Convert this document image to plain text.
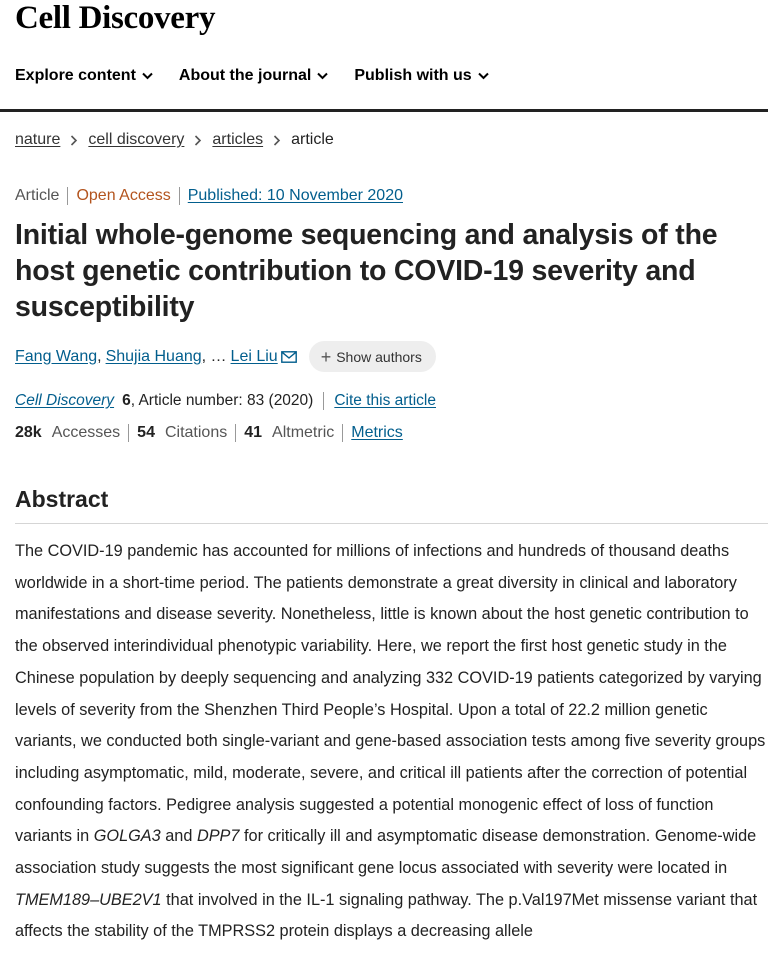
Cell Discovery
Explore content	About the journal	Publish with us
nature cell discovery articles article
Article	Open Access	Published: 10 November 2020
Initial whole-genome sequencing and analysis of the host genetic contribution to COVID-19 severity and susceptibility
Fang Wang , Shujia Huang , … Lei Liu + Show authors
Cell Discovery 6 , Article number: 83 (2020)	Cite this article
28k Accesses 54 Citations 41 Altmetric Metrics
Abstract

The COVID-19 pandemic has accounted for millions of infections and hundreds of thousand deaths worldwide in a short-time period. The patients demonstrate a great diversity in clinical and laboratory manifestations and disease severity. Nonetheless, little is known about the host genetic contribution to the observed interindividual phenotypic variability. Here, we report the first host genetic study in the Chinese population by deeply sequencing and analyzing 332 COVID-19 patients categorized by varying levels of severity from the Shenzhen Third People’s Hospital. Upon a total of 22.2 million genetic variants, we conducted both single-variant and gene-based association tests among five severity groups including asymptomatic, mild, moderate, severe, and critical ill patients after the correction of potential confounding factors. Pedigree analysis suggested a potential monogenic effect of loss of function variants in GOLGA3 and DPP7 for critically ill and asymptomatic disease demonstration. Genome-wide association study suggests the most significant gene locus associated with severity were located in TMEM189–UBE2V1 that involved in the IL-1 signaling pathway. The p.Val197Met missense variant that affects the stability of the TMPRSS2 protein displays a decreasing allele
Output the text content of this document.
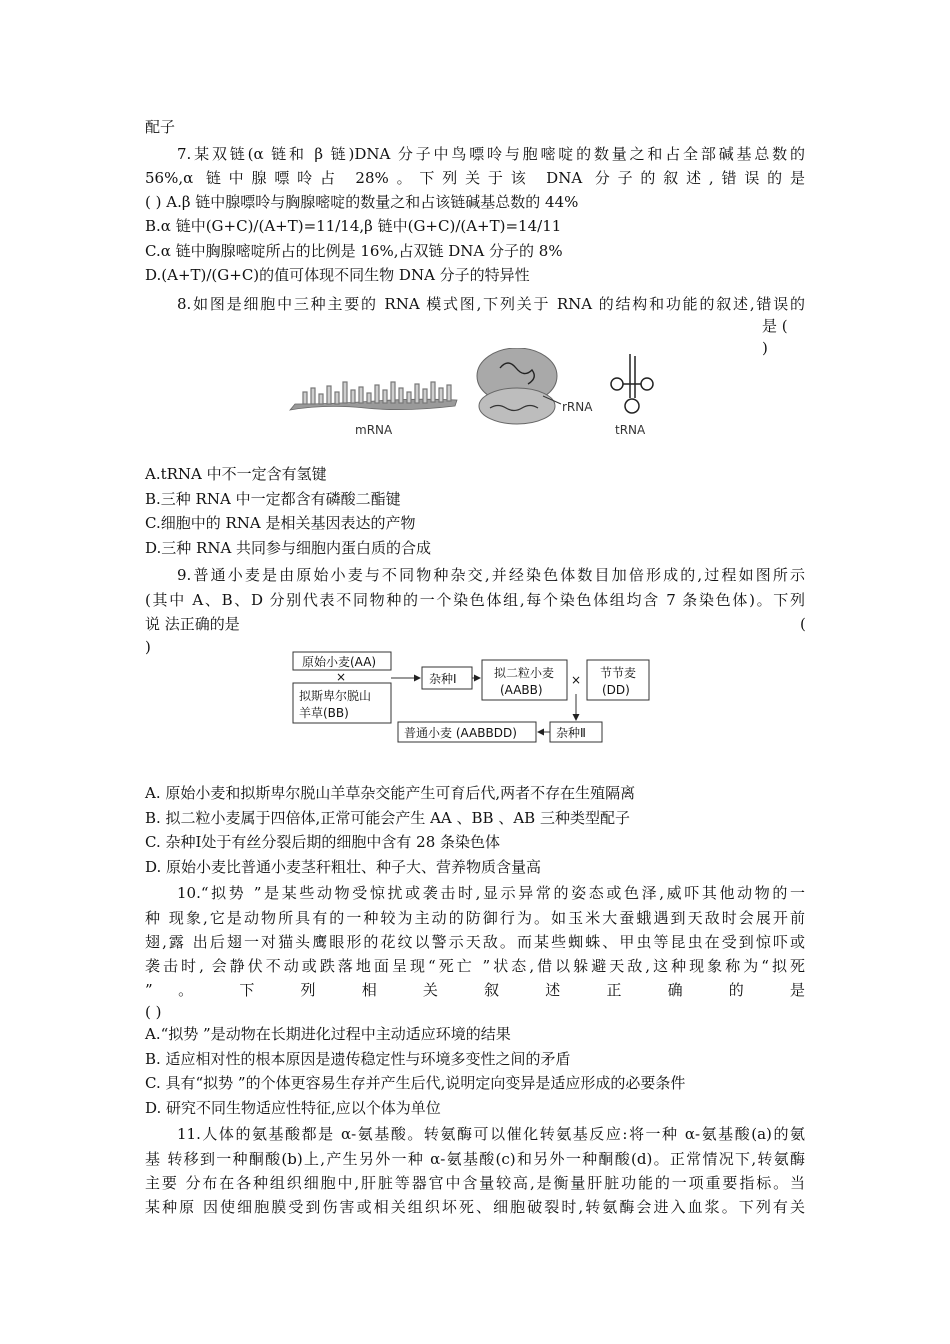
配子
7.某双链(α 链和 β 链)DNA 分子中鸟嘌呤与胞嘧啶的数量之和占全部碱基总数的
56%,α 链中腺嘌呤占 28%。下列关于该 DNA 分子的叙述,错误的是
( ) A.β 链中腺嘌呤与胸腺嘧啶的数量之和占该链碱基总数的 44%
B.α 链中(G+C)/(A+T)=11/14,β 链中(G+C)/(A+T)=14/11
C.α 链中胸腺嘧啶所占的比例是 16%,占双链 DNA 分子的 8%
D.(A+T)/(G+C)的值可体现不同生物 DNA 分子的特异性
8.如图是细胞中三种主要的 RNA 模式图,下列关于 RNA 的结构和功能的叙述,错误的
是 (
)
mRNA
rRNA
tRNA
A.tRNA 中不一定含有氢键
B.三种 RNA 中一定都含有磷酸二酯键
C.细胞中的 RNA 是相关基因表达的产物
D.三种 RNA 共同参与细胞内蛋白质的合成
9.普通小麦是由原始小麦与不同物种杂交,并经染色体数目加倍形成的,过程如图所示
(其中 A、B、D 分别代表不同物种的一个染色体组,每个染色体组均含 7 条染色体)。下列
说 法正确的是	(
)
原始小麦(AA)
×
拟斯卑尔脱山
羊草(BB)
杂种Ⅰ	拟二粒小麦
(AABB)
× 节节麦
(DD)
普通小麦 (AABBDD)	杂种Ⅱ
A. 原始小麦和拟斯卑尔脱山羊草杂交能产生可育后代,两者不存在生殖隔离
B. 拟二粒小麦属于四倍体,正常可能会产生 AA 、BB 、AB 三种类型配子
C. 杂种Ⅰ处于有丝分裂后期的细胞中含有 28 条染色体
D. 原始小麦比普通小麦茎秆粗壮、种子大、营养物质含量高
10.“拟势 ”是某些动物受惊扰或袭击时,显示异常的姿态或色泽,威吓其他动物的一
种 现象,它是动物所具有的一种较为主动的防御行为。如玉米大蚕蛾遇到天敌时会展开前
翅,露 出后翅一对猫头鹰眼形的花纹以警示天敌。而某些蜘蛛、甲虫等昆虫在受到惊吓或
袭击时, 会静伏不动或跌落地面呈现“死亡 ”状态,借以躲避天敌,这种现象称为“拟死
” 。 下 列 相 关 叙 述 正 确 的 是
( )
A.“拟势 ”是动物在长期进化过程中主动适应环境的结果
B. 适应相对性的根本原因是遗传稳定性与环境多变性之间的矛盾
C. 具有“拟势 ”的个体更容易生存并产生后代,说明定向变异是适应形成的必要条件
D. 研究不同生物适应性特征,应以个体为单位
11.人体的氨基酸都是 α-氨基酸。转氨酶可以催化转氨基反应:将一种 α-氨基酸(a)的氨
基 转移到一种酮酸(b)上,产生另外一种 α-氨基酸(c)和另外一种酮酸(d)。正常情况下,转氨酶
主要 分布在各种组织细胞中,肝脏等器官中含量较高,是衡量肝脏功能的一项重要指标。当
某种原 因使细胞膜受到伤害或相关组织坏死、细胞破裂时,转氨酶会进入血浆。下列有关
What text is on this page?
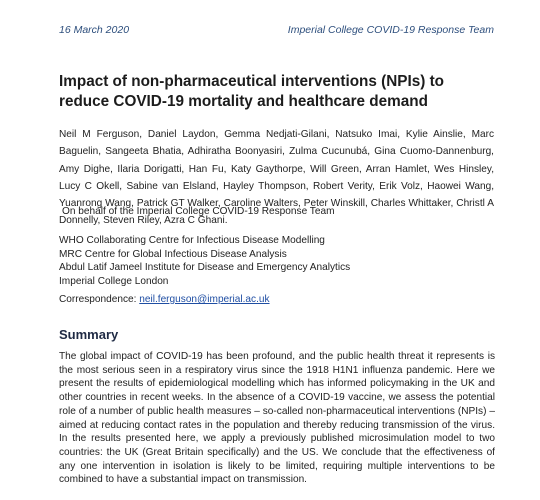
16 March 2020	Imperial College COVID-19 Response Team
Impact of non-pharmaceutical interventions (NPIs) to reduce COVID-19 mortality and healthcare demand
Neil M Ferguson, Daniel Laydon, Gemma Nedjati-Gilani, Natsuko Imai, Kylie Ainslie, Marc Baguelin, Sangeeta Bhatia, Adhiratha Boonyasiri, Zulma Cucunubá, Gina Cuomo-Dannenburg, Amy Dighe, Ilaria Dorigatti, Han Fu, Katy Gaythorpe, Will Green, Arran Hamlet, Wes Hinsley, Lucy C Okell, Sabine van Elsland, Hayley Thompson, Robert Verity, Erik Volz, Haowei Wang, Yuanrong Wang, Patrick GT Walker, Caroline Walters, Peter Winskill, Charles Whittaker, Christl A Donnelly, Steven Riley, Azra C Ghani.
On behalf of the Imperial College COVID-19 Response Team
WHO Collaborating Centre for Infectious Disease Modelling
MRC Centre for Global Infectious Disease Analysis
Abdul Latif Jameel Institute for Disease and Emergency Analytics
Imperial College London
Correspondence: neil.ferguson@imperial.ac.uk
Summary

The global impact of COVID-19 has been profound, and the public health threat it represents is the most serious seen in a respiratory virus since the 1918 H1N1 influenza pandemic. Here we present the results of epidemiological modelling which has informed policymaking in the UK and other countries in recent weeks. In the absence of a COVID-19 vaccine, we assess the potential role of a number of public health measures – so-called non-pharmaceutical interventions (NPIs) – aimed at reducing contact rates in the population and thereby reducing transmission of the virus. In the results presented here, we apply a previously published microsimulation model to two countries: the UK (Great Britain specifically) and the US. We conclude that the effectiveness of any one intervention in isolation is likely to be limited, requiring multiple interventions to be combined to have a substantial impact on transmission.
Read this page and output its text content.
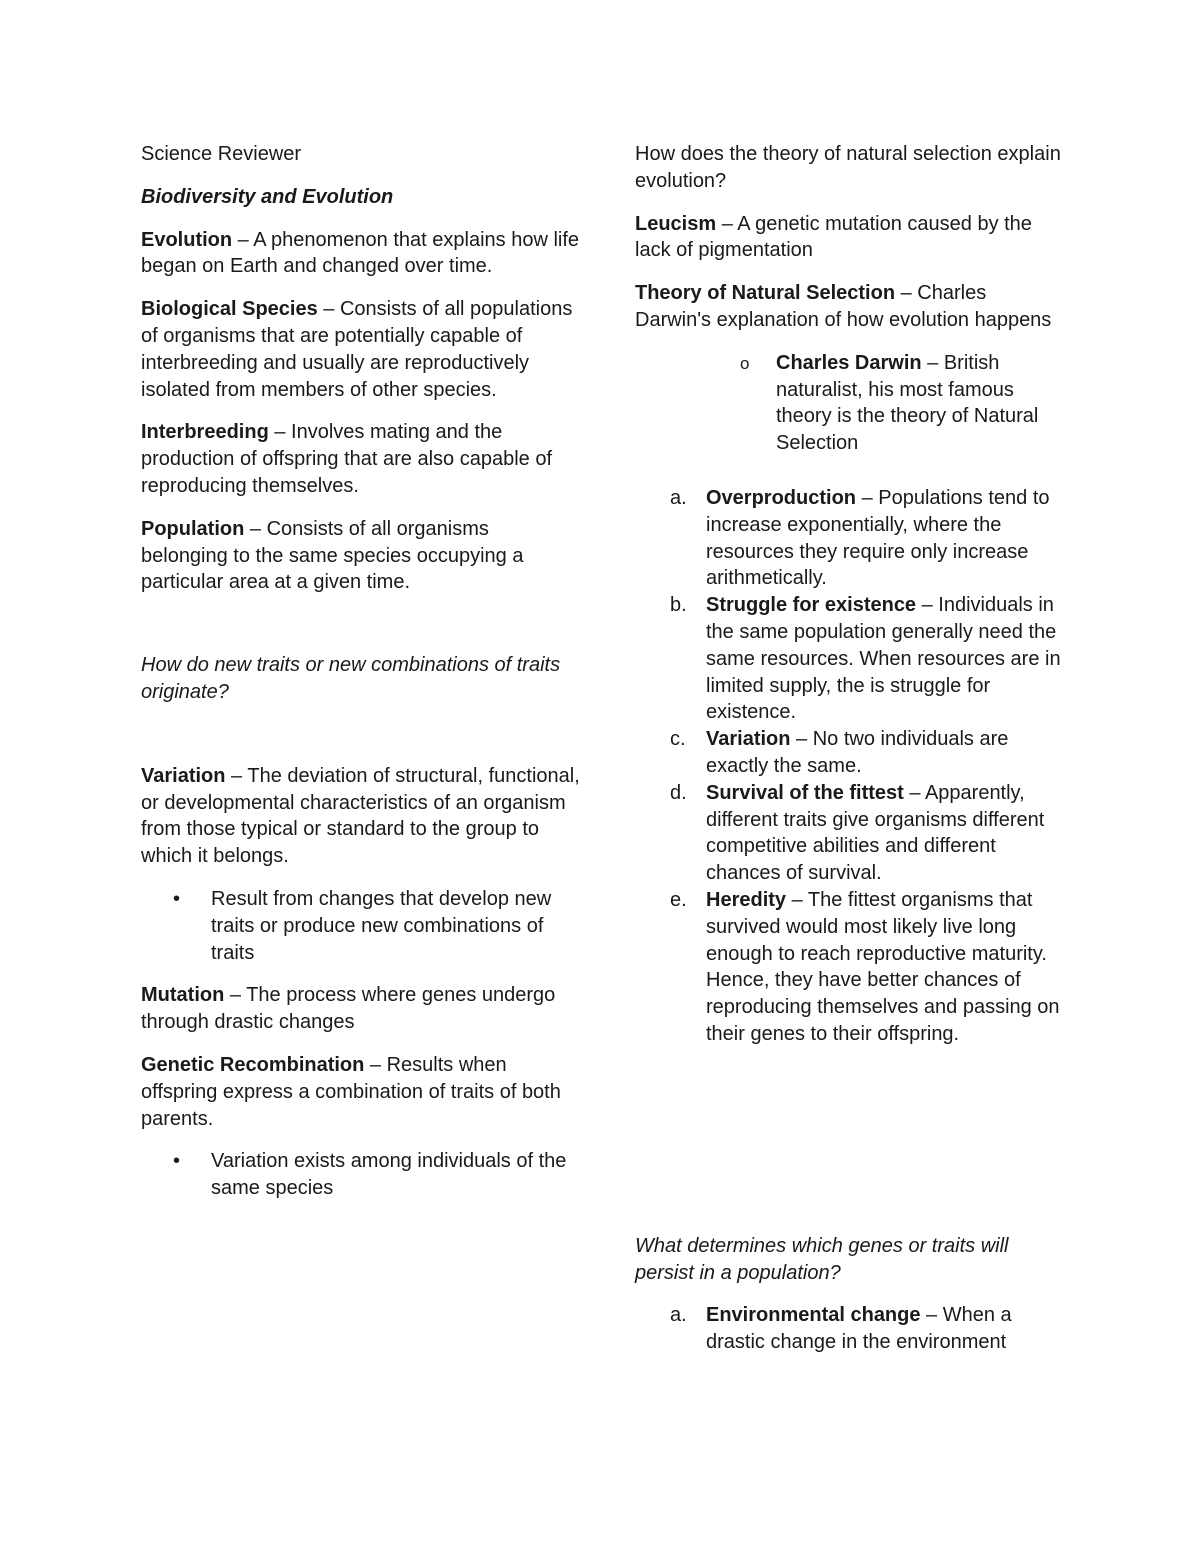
Science Reviewer

Biodiversity and Evolution

Evolution – A phenomenon that explains how life began on Earth and changed over time.

Biological Species – Consists of all populations of organisms that are potentially capable of interbreeding and usually are reproductively isolated from members of other species.

Interbreeding – Involves mating and the production of offspring that are also capable of reproducing themselves.

Population – Consists of all organisms belonging to the same species occupying a particular area at a given time.

How do new traits or new combinations of traits originate?

Variation – The deviation of structural, functional, or developmental characteristics of an organism from those typical or standard to the group to which it belongs.

• Result from changes that develop new traits or produce new combinations of traits

Mutation – The process where genes undergo through drastic changes

Genetic Recombination – Results when offspring express a combination of traits of both parents.

• Variation exists among individuals of the same species

How does the theory of natural selection explain evolution?

Leucism – A genetic mutation caused by the lack of pigmentation

Theory of Natural Selection – Charles Darwin's explanation of how evolution happens

o Charles Darwin – British naturalist, his most famous theory is the theory of Natural Selection
a. Overproduction – Populations tend to increase exponentially, where the resources they require only increase arithmetically.
b. Struggle for existence – Individuals in the same population generally need the same resources. When resources are in limited supply, the is struggle for existence.
c. Variation – No two individuals are exactly the same.
d. Survival of the fittest – Apparently, different traits give organisms different competitive abilities and different chances of survival.
e. Heredity – The fittest organisms that survived would most likely live long enough to reach reproductive maturity. Hence, they have better chances of reproducing themselves and passing on their genes to their offspring.

What determines which genes or traits will persist in a population?

a. Environmental change – When a drastic change in the environment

☆ ☆ ☆ ☆ ☆ ☆ ☆

(WORK ORDER) With the pictures removed, set down every line of the listing above exactly.

(EXERCISE SOLUTION)
Convert this document image to plain text.
Cell Discovery
Explore content	About the journal	Publish with us
nature cell discovery articles article
Article	Open Access	Published: 10 November 2020
Initial whole-genome sequencing and analysis of the host genetic contribution to COVID-19 severity and susceptibility
Fang Wang , Shujia Huang , … Lei Liu + Show authors
Cell Discovery 6 , Article number: 83 (2020)	Cite this article
28k Accesses 54 Citations 41 Altmetric Metrics
Abstract

The COVID-19 pandemic has accounted for millions of infections and hundreds of thousand deaths worldwide in a short-time period. The patients demonstrate a great diversity in clinical and laboratory manifestations and disease severity. Nonetheless, little is known about the host genetic contribution to the observed interindividual phenotypic variability. Here, we report the first host genetic study in the Chinese population by deeply sequencing and analyzing 332 COVID-19 patients categorized by varying levels of severity from the Shenzhen Third People’s Hospital. Upon a total of 22.2 million genetic variants, we conducted both single-variant and gene-based association tests among five severity groups including asymptomatic, mild, moderate, severe, and critical ill patients after the correction of potential confounding factors. Pedigree analysis suggested a potential monogenic effect of loss of function variants in GOLGA3 and DPP7 for critically ill and asymptomatic disease demonstration. Genome-wide association study suggests the most significant gene locus associated with severity were located in TMEM189–UBE2V1 that involved in the IL-1 signaling pathway. The p.Val197Met missense variant that affects the stability of the TMPRSS2 protein displays a decreasing allele
Output the text content of this document.
配子
7.某双链(α 链和 β 链)DNA 分子中鸟嘌呤与胞嘧啶的数量之和占全部碱基总数的
56%,α 链中腺嘌呤占 28%。下列关于该 DNA 分子的叙述,错误的是
( ) A.β 链中腺嘌呤与胸腺嘧啶的数量之和占该链碱基总数的 44%
B.α 链中(G+C)/(A+T)=11/14,β 链中(G+C)/(A+T)=14/11
C.α 链中胸腺嘧啶所占的比例是 16%,占双链 DNA 分子的 8%
D.(A+T)/(G+C)的值可体现不同生物 DNA 分子的特异性
8.如图是细胞中三种主要的 RNA 模式图,下列关于 RNA 的结构和功能的叙述,错误的
是 (
)
mRNA
rRNA
tRNA
A.tRNA 中不一定含有氢键
B.三种 RNA 中一定都含有磷酸二酯键
C.细胞中的 RNA 是相关基因表达的产物
D.三种 RNA 共同参与细胞内蛋白质的合成
9.普通小麦是由原始小麦与不同物种杂交,并经染色体数目加倍形成的,过程如图所示
(其中 A、B、D 分别代表不同物种的一个染色体组,每个染色体组均含 7 条染色体)。下列
说 法正确的是	(
)
原始小麦(AA)
×
拟斯卑尔脱山
羊草(BB)
杂种Ⅰ	拟二粒小麦
(AABB)
× 节节麦
(DD)
普通小麦 (AABBDD)	杂种Ⅱ
A. 原始小麦和拟斯卑尔脱山羊草杂交能产生可育后代,两者不存在生殖隔离
B. 拟二粒小麦属于四倍体,正常可能会产生 AA 、BB 、AB 三种类型配子
C. 杂种Ⅰ处于有丝分裂后期的细胞中含有 28 条染色体
D. 原始小麦比普通小麦茎秆粗壮、种子大、营养物质含量高
10.“拟势 ”是某些动物受惊扰或袭击时,显示异常的姿态或色泽,威吓其他动物的一
种 现象,它是动物所具有的一种较为主动的防御行为。如玉米大蚕蛾遇到天敌时会展开前
翅,露 出后翅一对猫头鹰眼形的花纹以警示天敌。而某些蜘蛛、甲虫等昆虫在受到惊吓或
袭击时, 会静伏不动或跌落地面呈现“死亡 ”状态,借以躲避天敌,这种现象称为“拟死
” 。 下 列 相 关 叙 述 正 确 的 是
( )
A.“拟势 ”是动物在长期进化过程中主动适应环境的结果
B. 适应相对性的根本原因是遗传稳定性与环境多变性之间的矛盾
C. 具有“拟势 ”的个体更容易生存并产生后代,说明定向变异是适应形成的必要条件
D. 研究不同生物适应性特征,应以个体为单位
11.人体的氨基酸都是 α-氨基酸。转氨酶可以催化转氨基反应:将一种 α-氨基酸(a)的氨
基 转移到一种酮酸(b)上,产生另外一种 α-氨基酸(c)和另外一种酮酸(d)。正常情况下,转氨酶
主要 分布在各种组织细胞中,肝脏等器官中含量较高,是衡量肝脏功能的一项重要指标。当
某种原 因使细胞膜受到伤害或相关组织坏死、细胞破裂时,转氨酶会进入血浆。下列有关
What text is on this page?
16 March 2020	Imperial College COVID-19 Response Team
Impact of non-pharmaceutical interventions (NPIs) to reduce COVID-19 mortality and healthcare demand
Neil M Ferguson, Daniel Laydon, Gemma Nedjati-Gilani, Natsuko Imai, Kylie Ainslie, Marc Baguelin, Sangeeta Bhatia, Adhiratha Boonyasiri, Zulma Cucunubá, Gina Cuomo-Dannenburg, Amy Dighe, Ilaria Dorigatti, Han Fu, Katy Gaythorpe, Will Green, Arran Hamlet, Wes Hinsley, Lucy C Okell, Sabine van Elsland, Hayley Thompson, Robert Verity, Erik Volz, Haowei Wang, Yuanrong Wang, Patrick GT Walker, Caroline Walters, Peter Winskill, Charles Whittaker, Christl A Donnelly, Steven Riley, Azra C Ghani.
On behalf of the Imperial College COVID-19 Response Team
WHO Collaborating Centre for Infectious Disease Modelling
MRC Centre for Global Infectious Disease Analysis
Abdul Latif Jameel Institute for Disease and Emergency Analytics
Imperial College London
Correspondence: neil.ferguson@imperial.ac.uk
Summary

The global impact of COVID-19 has been profound, and the public health threat it represents is the most serious seen in a respiratory virus since the 1918 H1N1 influenza pandemic. Here we present the results of epidemiological modelling which has informed policymaking in the UK and other countries in recent weeks. In the absence of a COVID-19 vaccine, we assess the potential role of a number of public health measures – so-called non-pharmaceutical interventions (NPIs) – aimed at reducing contact rates in the population and thereby reducing transmission of the virus. In the results presented here, we apply a previously published microsimulation model to two countries: the UK (Great Britain specifically) and the US. We conclude that the effectiveness of any one intervention in isolation is likely to be limited, requiring multiple interventions to be combined to have a substantial impact on transmission.
Read this page and output its text content.
Science Reviewer

Biodiversity and Evolution

Evolution – A phenomenon that explains how life began on Earth and changed over time.

Biological Species – Consists of all populations of organisms that are potentially capable of interbreeding and usually are reproductively isolated from members of other species.

Interbreeding – Involves mating and the production of offspring that are also capable of reproducing themselves.

Population – Consists of all organisms belonging to the same species occupying a particular area at a given time.

How do new traits or new combinations of traits originate?

Variation – The deviation of structural, functional, or developmental characteristics of an organism from those typical or standard to the group to which it belongs.

• Result from changes that develop new traits or produce new combinations of traits

Mutation – The process where genes undergo through drastic changes

Genetic Recombination – Results when offspring express a combination of traits of both parents.

• Variation exists among individuals of the same species

How does the theory of natural selection explain evolution?

Leucism – A genetic mutation caused by the lack of pigmentation

Theory of Natural Selection – Charles Darwin's explanation of how evolution happens

o Charles Darwin – British naturalist, his most famous theory is the theory of Natural Selection
a. Overproduction – Populations tend to increase exponentially, where the resources they require only increase arithmetically.
b. Struggle for existence – Individuals in the same population generally need the same resources. When resources are in limited supply, the is struggle for existence.
c. Variation – No two individuals are exactly the same.
d. Survival of the fittest – Apparently, different traits give organisms different competitive abilities and different chances of survival.
e. Heredity – The fittest organisms that survived would most likely live long enough to reach reproductive maturity. Hence, they have better chances of reproducing themselves and passing on their genes to their offspring.

What determines which genes or traits will persist in a population?

a. Environmental change – When a drastic change in the environment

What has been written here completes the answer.